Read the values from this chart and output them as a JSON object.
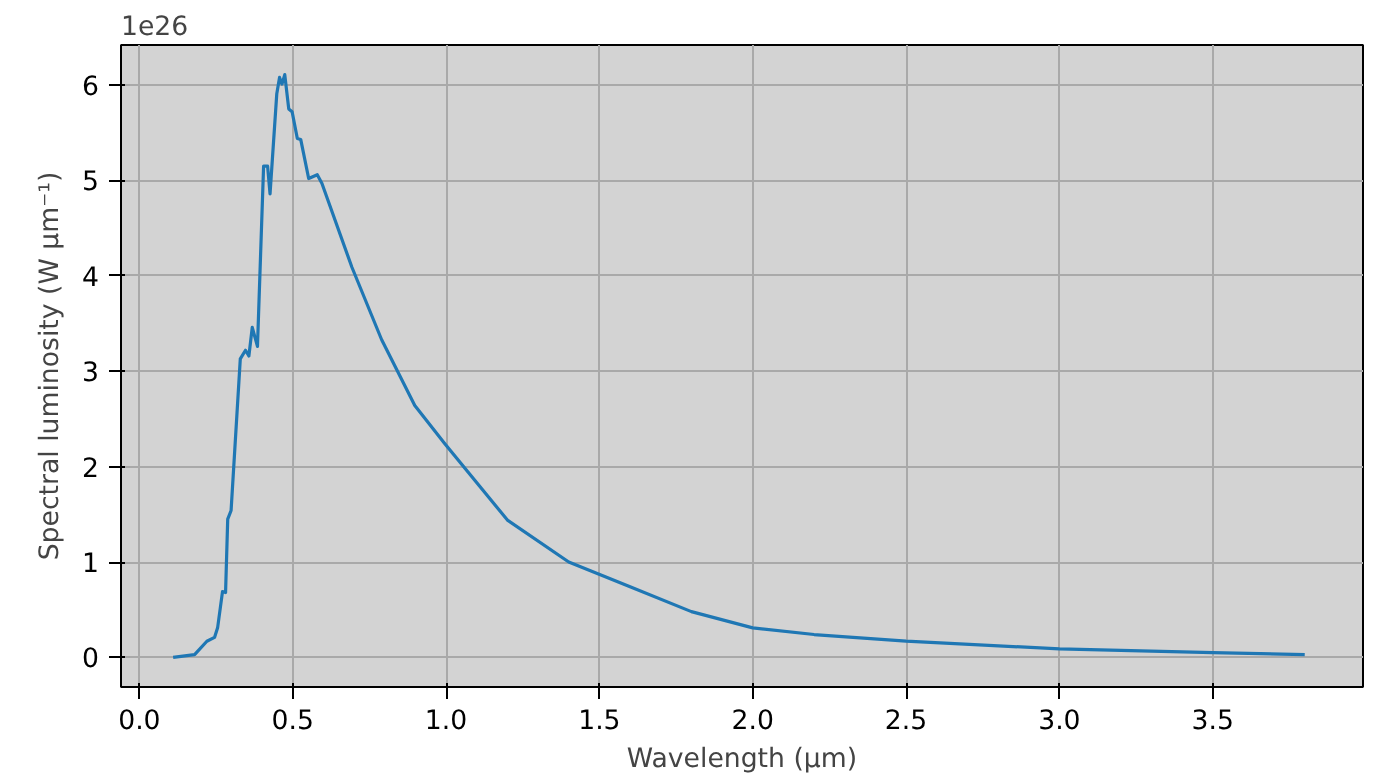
{
  "chart_data": {
    "type": "line",
    "xlabel": "Wavelength (μm)",
    "ylabel": "Spectral luminosity (W μm⁻¹)",
    "annotations": [
      "1e26"
    ],
    "x": [
      0.11,
      0.18,
      0.22,
      0.245,
      0.255,
      0.271,
      0.281,
      0.288,
      0.299,
      0.329,
      0.346,
      0.357,
      0.368,
      0.385,
      0.405,
      0.418,
      0.426,
      0.448,
      0.457,
      0.465,
      0.474,
      0.487,
      0.498,
      0.515,
      0.526,
      0.552,
      0.58,
      0.595,
      0.693,
      0.79,
      0.898,
      0.996,
      1.2,
      1.4,
      1.6,
      1.8,
      2.0,
      2.2,
      2.5,
      3.0,
      3.5,
      3.8
    ],
    "series": [
      {
        "color": "#1f77b4",
        "values": [
          0.0,
          0.03,
          0.17,
          0.21,
          0.31,
          0.69,
          0.68,
          1.45,
          1.54,
          3.13,
          3.22,
          3.16,
          3.46,
          3.26,
          5.15,
          5.15,
          4.86,
          5.91,
          6.08,
          6.01,
          6.11,
          5.75,
          5.72,
          5.44,
          5.43,
          5.02,
          5.06,
          4.97,
          4.09,
          3.33,
          2.64,
          2.24,
          1.44,
          1.0,
          0.74,
          0.48,
          0.31,
          0.24,
          0.17,
          0.09,
          0.05,
          0.03
        ]
      }
    ],
    "xlim": [
      -0.06,
      3.99
    ],
    "ylim": [
      -0.31,
      6.42
    ],
    "xticks": [
      {
        "value": 0,
        "label": "0.0"
      },
      0.5,
      {
        "value": 1,
        "label": "1.0"
      },
      1.5,
      {
        "value": 2,
        "label": "2.0"
      },
      2.5,
      {
        "value": 3,
        "label": "3.0"
      },
      3.5
    ],
    "yticks": [
      0,
      1,
      2,
      3,
      4,
      5,
      6
    ],
    "grid": true,
    "marker": "none",
    "line_style": "solid"
  }
}
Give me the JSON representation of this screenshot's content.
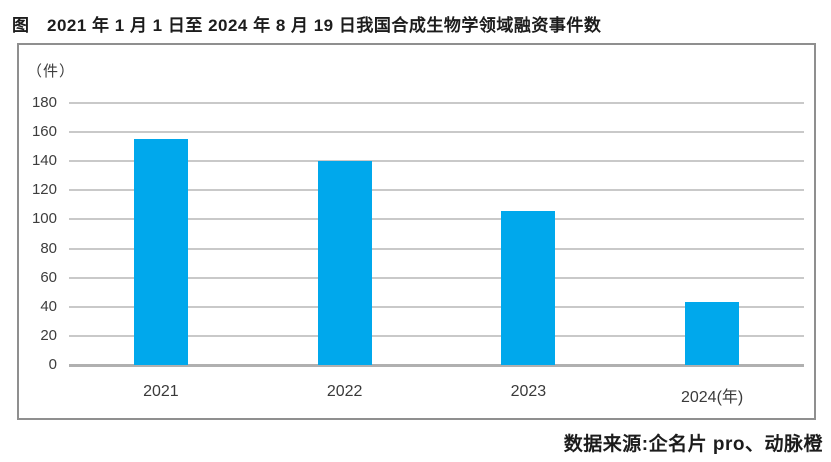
{
  "title": "图　2021 年 1 月 1 日至 2024 年 8 月 19 日我国合成生物学领域融资事件数",
  "source": "数据来源:企名片 pro、动脉橙",
  "colors": {
    "bar": "#00a8ec",
    "gridline": "#c9c9c9",
    "baseline": "#b0b0b0",
    "frame_border": "#8f8f8f",
    "text": "#1c1c1c"
  },
  "chart_data": {
    "type": "bar",
    "title": "图　2021 年 1 月 1 日至 2024 年 8 月 19 日我国合成生物学领域融资事件数",
    "unit_label": "（件）",
    "categories": [
      "2021",
      "2022",
      "2023",
      "2024(年)"
    ],
    "values": [
      155,
      140,
      106,
      43
    ],
    "yticks": [
      0,
      20,
      40,
      60,
      80,
      100,
      120,
      140,
      160,
      180
    ],
    "ylim": [
      0,
      180
    ],
    "xlabel": "年",
    "ylabel": "件",
    "grid": true,
    "legend": false,
    "bar_color": "#00a8ec",
    "source": "数据来源:企名片 pro、动脉橙"
  }
}
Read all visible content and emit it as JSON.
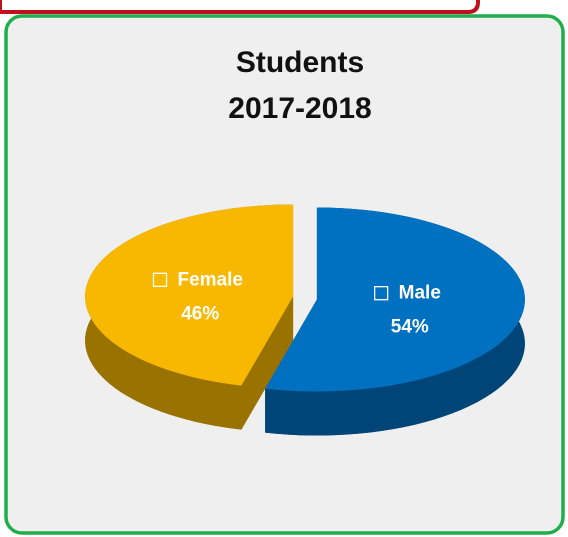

——

== WHAT IS ASKED ==
Pictures stay out; repeat all the rest of the records exactly.

== ANSWER TO THE TASK ==
Read the values from this chart and output them as a JSON object.
{
  "chart_data": {
    "type": "line",
    "xlabel": "Wavelength (μm)",
    "ylabel": "Spectral luminosity (W μm⁻¹)",
    "annotations": [
      "1e26"
    ],
    "x": [
      0.11,
      0.18,
      0.22,
      0.245,
      0.255,
      0.271,
      0.281,
      0.288,
      0.299,
      0.329,
      0.346,
      0.357,
      0.368,
      0.385,
      0.405,
      0.418,
      0.426,
      0.448,
      0.457,
      0.465,
      0.474,
      0.487,
      0.498,
      0.515,
      0.526,
      0.552,
      0.58,
      0.595,
      0.693,
      0.79,
      0.898,
      0.996,
      1.2,
      1.4,
      1.6,
      1.8,
      2.0,
      2.2,
      2.5,
      3.0,
      3.5,
      3.8
    ],
    "series": [
      {
        "color": "#1f77b4",
        "values": [
          0.0,
          0.03,
          0.17,
          0.21,
          0.31,
          0.69,
          0.68,
          1.45,
          1.54,
          3.13,
          3.22,
          3.16,
          3.46,
          3.26,
          5.15,
          5.15,
          4.86,
          5.91,
          6.08,
          6.01,
          6.11,
          5.75,
          5.72,
          5.44,
          5.43,
          5.02,
          5.06,
          4.97,
          4.09,
          3.33,
          2.64,
          2.24,
          1.44,
          1.0,
          0.74,
          0.48,
          0.31,
          0.24,
          0.17,
          0.09,
          0.05,
          0.03
        ]
      }
    ],
    "xlim": [
      -0.06,
      3.99
    ],
    "ylim": [
      -0.31,
      6.42
    ],
    "xticks": [
      {
        "value": 0,
        "label": "0.0"
      },
      0.5,
      {
        "value": 1,
        "label": "1.0"
      },
      1.5,
      {
        "value": 2,
        "label": "2.0"
      },
      2.5,
      {
        "value": 3,
        "label": "3.0"
      },
      3.5
    ],
    "yticks": [
      0,
      1,
      2,
      3,
      4,
      5,
      6
    ],
    "grid": true,
    "marker": "none",
    "line_style": "solid"
  }
}
Give me the JSON representation of this screenshot's content.
{
  "title": "图　2021 年 1 月 1 日至 2024 年 8 月 19 日我国合成生物学领域融资事件数",
  "source": "数据来源:企名片 pro、动脉橙",
  "colors": {
    "bar": "#00a8ec",
    "gridline": "#c9c9c9",
    "baseline": "#b0b0b0",
    "frame_border": "#8f8f8f",
    "text": "#1c1c1c"
  },
  "chart_data": {
    "type": "bar",
    "title": "图　2021 年 1 月 1 日至 2024 年 8 月 19 日我国合成生物学领域融资事件数",
    "unit_label": "（件）",
    "categories": [
      "2021",
      "2022",
      "2023",
      "2024(年)"
    ],
    "values": [
      155,
      140,
      106,
      43
    ],
    "yticks": [
      0,
      20,
      40,
      60,
      80,
      100,
      120,
      140,
      160,
      180
    ],
    "ylim": [
      0,
      180
    ],
    "xlabel": "年",
    "ylabel": "件",
    "grid": true,
    "legend": false,
    "bar_color": "#00a8ec",
    "source": "数据来源:企名片 pro、动脉橙"
  }
}
Read all visible content and emit it as JSON.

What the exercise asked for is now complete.